Dataset records:
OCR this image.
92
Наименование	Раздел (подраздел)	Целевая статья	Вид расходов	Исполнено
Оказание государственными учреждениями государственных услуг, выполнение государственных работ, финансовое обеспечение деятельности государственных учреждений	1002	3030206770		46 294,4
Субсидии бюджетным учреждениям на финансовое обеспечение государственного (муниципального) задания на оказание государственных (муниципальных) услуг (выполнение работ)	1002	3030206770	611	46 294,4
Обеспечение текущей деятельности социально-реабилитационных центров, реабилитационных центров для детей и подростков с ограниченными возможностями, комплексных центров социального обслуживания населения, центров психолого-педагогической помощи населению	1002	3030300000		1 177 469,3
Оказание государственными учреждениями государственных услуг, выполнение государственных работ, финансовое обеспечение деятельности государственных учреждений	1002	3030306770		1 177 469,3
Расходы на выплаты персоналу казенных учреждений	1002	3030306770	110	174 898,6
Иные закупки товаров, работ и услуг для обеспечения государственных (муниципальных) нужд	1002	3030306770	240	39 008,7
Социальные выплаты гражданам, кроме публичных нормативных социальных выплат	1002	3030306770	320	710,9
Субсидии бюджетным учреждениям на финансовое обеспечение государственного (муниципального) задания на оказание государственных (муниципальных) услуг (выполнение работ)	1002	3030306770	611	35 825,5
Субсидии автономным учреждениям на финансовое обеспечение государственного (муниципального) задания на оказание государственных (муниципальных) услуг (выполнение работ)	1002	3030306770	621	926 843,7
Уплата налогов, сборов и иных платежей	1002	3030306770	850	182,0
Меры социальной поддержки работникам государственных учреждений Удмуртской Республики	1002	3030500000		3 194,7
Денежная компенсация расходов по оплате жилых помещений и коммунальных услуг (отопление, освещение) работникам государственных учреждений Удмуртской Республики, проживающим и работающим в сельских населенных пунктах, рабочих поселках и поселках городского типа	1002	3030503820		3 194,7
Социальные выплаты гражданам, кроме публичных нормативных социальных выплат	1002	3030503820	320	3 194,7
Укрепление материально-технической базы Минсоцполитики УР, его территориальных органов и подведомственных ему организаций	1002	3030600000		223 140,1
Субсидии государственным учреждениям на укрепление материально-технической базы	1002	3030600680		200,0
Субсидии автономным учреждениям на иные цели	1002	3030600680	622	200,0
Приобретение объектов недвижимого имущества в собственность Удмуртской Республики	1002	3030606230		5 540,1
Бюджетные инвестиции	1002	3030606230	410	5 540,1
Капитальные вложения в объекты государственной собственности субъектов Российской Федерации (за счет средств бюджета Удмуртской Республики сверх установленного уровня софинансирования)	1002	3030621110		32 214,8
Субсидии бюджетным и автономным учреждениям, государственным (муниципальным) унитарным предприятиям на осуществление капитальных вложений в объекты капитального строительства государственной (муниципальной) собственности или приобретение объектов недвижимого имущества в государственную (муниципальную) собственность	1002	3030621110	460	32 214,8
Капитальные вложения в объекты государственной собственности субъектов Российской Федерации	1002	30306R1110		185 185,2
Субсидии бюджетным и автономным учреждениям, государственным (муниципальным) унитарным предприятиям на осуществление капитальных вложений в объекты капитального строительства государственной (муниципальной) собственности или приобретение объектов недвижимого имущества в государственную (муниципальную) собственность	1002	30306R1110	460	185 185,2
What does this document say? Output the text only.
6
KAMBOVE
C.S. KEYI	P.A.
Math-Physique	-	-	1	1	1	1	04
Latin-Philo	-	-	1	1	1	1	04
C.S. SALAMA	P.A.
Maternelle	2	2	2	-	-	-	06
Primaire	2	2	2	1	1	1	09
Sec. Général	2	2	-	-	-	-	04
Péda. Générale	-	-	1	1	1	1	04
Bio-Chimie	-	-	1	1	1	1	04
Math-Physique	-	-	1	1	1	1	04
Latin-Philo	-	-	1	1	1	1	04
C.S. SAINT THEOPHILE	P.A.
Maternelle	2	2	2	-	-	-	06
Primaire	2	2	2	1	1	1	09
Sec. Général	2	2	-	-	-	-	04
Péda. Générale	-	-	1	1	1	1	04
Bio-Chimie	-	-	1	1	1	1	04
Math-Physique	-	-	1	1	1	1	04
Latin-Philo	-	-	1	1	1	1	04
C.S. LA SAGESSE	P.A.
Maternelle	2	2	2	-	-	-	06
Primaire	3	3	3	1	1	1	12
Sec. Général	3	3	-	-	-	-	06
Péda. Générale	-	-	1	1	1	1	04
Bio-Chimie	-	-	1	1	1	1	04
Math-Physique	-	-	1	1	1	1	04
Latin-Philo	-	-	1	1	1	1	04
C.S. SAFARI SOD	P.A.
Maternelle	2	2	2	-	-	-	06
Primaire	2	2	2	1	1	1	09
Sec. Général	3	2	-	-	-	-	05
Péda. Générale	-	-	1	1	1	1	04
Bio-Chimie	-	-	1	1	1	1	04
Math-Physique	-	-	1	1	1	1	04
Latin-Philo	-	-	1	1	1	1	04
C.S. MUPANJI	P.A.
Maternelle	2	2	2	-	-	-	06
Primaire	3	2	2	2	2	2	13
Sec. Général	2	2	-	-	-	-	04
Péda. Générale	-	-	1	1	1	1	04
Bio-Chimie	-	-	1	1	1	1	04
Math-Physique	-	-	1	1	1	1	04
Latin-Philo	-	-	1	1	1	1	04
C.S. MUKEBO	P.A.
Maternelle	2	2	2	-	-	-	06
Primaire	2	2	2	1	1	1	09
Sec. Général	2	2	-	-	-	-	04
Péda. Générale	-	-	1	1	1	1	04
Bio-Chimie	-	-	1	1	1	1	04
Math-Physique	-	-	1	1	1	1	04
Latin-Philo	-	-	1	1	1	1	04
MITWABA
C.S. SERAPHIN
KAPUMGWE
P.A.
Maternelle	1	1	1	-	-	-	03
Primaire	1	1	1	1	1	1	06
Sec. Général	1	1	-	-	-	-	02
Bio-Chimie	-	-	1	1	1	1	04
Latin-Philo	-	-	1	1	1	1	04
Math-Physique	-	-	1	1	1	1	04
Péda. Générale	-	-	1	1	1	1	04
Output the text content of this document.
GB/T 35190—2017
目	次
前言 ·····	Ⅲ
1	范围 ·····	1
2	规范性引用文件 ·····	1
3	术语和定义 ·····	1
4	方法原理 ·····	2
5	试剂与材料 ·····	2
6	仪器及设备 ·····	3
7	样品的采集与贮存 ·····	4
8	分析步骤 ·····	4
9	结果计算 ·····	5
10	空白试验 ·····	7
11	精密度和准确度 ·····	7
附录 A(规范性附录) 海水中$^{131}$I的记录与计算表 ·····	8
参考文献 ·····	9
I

What to do: From the records above, pick out and copy each line holding the word "Российской".

The response:
Капитальные вложения в объекты государственной собственности субъектов Российской Федерации (за счет средств бюджета Удмуртской Республики сверх установленного уровня софинансирования)	1002	3030621110		32 214,8
Капитальные вложения в объекты государственной собственности субъектов Российской Федерации	1002	30306R1110		185 185,2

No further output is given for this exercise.